> **Text section**
Thus the tractor detector does not function effectively. The
tractor detector is trained by the user entering tractor and
non-tractor labeled examples to create the proper classifier. When
the detector robustly detects the presence of a tractor in the
scene, the user may cease the detector's training cycle.
[0115] The example discussed in the preceding section describes a
user detector comprising a video camera sensor. The user detector
operation is by no means limited to video sensors. Another
embodiment of the invention discussed in the subsequent section
concerns a user detector configured with an audio sensor to create
a favorite music detector.
[0116] Reference is now made to FIG. 7 which is a simplified block
diagram illustrating a favorite music detector according to another
embodiment of the present invention. An audio input 71 is connected
to the favorite music detector 70 which outputs favorite music
events 72 categorized as jazz, rock, classical music or other types
of music. Initially the detector does not have a set of classifiers
and is incapable of detecting any musical events. The learning
process begins with the user labeling through the GUI, examples of
different styles of music entered through the audio input. The
audio signal of the labeled music examples is analyzed by the
learning unit in order to create a set of classifiers. Subsequently
the favorite music detector is able to identify when the user's
favorite music is played. The user can evaluate the performance of
the favorite music detector and decide to continue entering
favorite music examples. He may thus enhance the favorite music
detector performance by iteratively fine tuning the set of
classifiers using the additional examples. When the evaluated
performance of the favorite music detector is satisfactory, the
learning process is brought to an end.
[0117] A description is provided herein with further detailed
explanation of the mode of operation of the system units, including
mathematical analyses and various embodiments and techniques used
in the learning process. GUI here is only example of possible GUI,
Not necessary rectangle, other object marking types such as
ellipse, free hand are also optional.
[0118] Reference is now made to FIG. 8 which illustrates user
labeling via the GUI in the tractor detector example. The GUI
screens of the initial step of the tractor detector learning
process are illustrated. Rectangle 81 used as an indicator
illustrates a user entering an example of positive data (tractor),
multiple rectangles 82 illustrate negative data of objects which
are not a tractor (non-tractor).
[0119] The rectangles used in this example and the following
examples as indicators do not have to be necessarily rectangles.
Other indicator shapes may be used such as: circles, ellipses,
triangles and more, including freeform shapes, and more generally,
any indicator can be used that clearly indicates both to the user
and to the system the boundaries of an object of interest.
[0120] The GUI screen (a) illustrated on the left side, is used to
label, by the user, a tractor event, a tractor event meaning that a
tractor is present at the scene. A tractor present at the scene is
surrounded by a rectangle and the user enters the data that the
object defined by the rectangle is a tractor, so that both the
presence and the location of the tractor are clearly made known to
the system. The GUI screen (b) illustrated on the right side is
used by the system to label non-tractor events. Labeling
non-tractor events is implemented by rectangles surrounding various
non-tractor regions in the scene and user entering the related
information to the tractor detector. The system learns the tractor
and non tractor labeled examples and creates a set of classifiers
used to differentiate between tractor and non-tractor events. The
created classifiers are used by the tractor detector to identify
the presence of a tractor in the scene. Tractor detector
performance shown is still limited due to the small number of
labeled examples used by the system to create the set of
classifiers. Performance can be substantially improved by the user
entering additional labeled examples and the system iteratively
fine tuning the set of classifiers.

> **Required task**
In the passage on user-trained detectors, substitute "vehicle detector" for "tractor detector" throughout the part from "[0117] A description" up to and including "a tractor (non-tractor).", and write out that part. The items after this passage come from a separate source.

[Element and region listings]
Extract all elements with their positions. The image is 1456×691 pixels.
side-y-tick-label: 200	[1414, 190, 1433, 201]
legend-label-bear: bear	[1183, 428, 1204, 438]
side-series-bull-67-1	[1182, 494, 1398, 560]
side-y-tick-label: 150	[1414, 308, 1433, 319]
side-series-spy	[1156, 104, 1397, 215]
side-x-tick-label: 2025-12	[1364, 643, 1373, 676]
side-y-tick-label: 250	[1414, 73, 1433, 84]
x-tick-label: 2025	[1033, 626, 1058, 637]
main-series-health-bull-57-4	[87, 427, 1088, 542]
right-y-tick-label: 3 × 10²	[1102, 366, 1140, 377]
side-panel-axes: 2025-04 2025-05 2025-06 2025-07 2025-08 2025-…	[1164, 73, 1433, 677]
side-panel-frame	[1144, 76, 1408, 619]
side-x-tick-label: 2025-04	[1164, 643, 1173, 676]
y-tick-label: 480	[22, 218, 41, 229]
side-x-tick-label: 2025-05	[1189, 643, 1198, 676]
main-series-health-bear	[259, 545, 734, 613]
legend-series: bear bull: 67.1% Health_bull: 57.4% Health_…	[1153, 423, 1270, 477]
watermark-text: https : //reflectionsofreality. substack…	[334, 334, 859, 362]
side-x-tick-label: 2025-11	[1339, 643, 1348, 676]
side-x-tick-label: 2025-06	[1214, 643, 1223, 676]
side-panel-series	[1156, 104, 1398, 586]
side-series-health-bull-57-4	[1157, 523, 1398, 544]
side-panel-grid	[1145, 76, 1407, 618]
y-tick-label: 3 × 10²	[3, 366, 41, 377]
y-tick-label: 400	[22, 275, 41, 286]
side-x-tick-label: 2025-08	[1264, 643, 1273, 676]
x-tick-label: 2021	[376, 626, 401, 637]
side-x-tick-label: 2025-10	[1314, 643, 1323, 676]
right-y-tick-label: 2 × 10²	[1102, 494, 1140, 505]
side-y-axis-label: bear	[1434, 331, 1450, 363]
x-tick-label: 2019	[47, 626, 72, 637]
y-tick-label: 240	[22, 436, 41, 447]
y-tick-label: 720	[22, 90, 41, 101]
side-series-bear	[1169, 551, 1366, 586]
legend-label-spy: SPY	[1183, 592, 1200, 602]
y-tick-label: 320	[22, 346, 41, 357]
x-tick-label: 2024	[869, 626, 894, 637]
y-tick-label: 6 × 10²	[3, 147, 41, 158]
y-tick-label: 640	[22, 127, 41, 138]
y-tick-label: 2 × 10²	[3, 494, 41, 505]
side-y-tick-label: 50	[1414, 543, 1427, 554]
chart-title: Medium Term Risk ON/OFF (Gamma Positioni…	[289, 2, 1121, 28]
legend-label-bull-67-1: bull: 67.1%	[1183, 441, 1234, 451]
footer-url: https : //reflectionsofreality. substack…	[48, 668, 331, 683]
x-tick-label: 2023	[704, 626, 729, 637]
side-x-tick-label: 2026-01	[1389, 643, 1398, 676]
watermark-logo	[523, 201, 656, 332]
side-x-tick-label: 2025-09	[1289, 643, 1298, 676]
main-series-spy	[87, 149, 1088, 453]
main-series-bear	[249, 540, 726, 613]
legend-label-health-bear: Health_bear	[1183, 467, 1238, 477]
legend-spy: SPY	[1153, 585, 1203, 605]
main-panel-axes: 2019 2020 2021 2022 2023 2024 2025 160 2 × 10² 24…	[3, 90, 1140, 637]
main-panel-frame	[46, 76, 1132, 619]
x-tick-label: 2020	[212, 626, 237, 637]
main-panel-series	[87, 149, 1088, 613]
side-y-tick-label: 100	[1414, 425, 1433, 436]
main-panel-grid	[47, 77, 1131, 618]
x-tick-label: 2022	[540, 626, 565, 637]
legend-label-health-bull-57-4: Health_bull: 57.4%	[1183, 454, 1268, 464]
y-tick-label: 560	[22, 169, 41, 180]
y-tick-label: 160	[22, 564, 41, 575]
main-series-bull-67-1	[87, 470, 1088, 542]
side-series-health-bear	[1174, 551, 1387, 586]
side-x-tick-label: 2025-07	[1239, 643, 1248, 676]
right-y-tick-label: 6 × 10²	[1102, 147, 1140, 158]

> **Response to this task**
[0117] A description is provided herein with further detailed
explanation of the mode of operation of the system units, including
mathematical analyses and various embodiments and techniques used
in the learning process. GUI here is only example of possible GUI,
Not necessary rectangle, other object marking types such as
ellipse, free hand are also optional.
[0118] Reference is now made to FIG. 8 which illustrates user
labeling via the GUI in the vehicle detector example. The GUI
screens of the initial step of the vehicle detector learning
process are illustrated. Rectangle 81 used as an indicator
illustrates a user entering an example of positive data (tractor),
multiple rectangles 82 illustrate negative data of objects which
are not a tractor (non-tractor).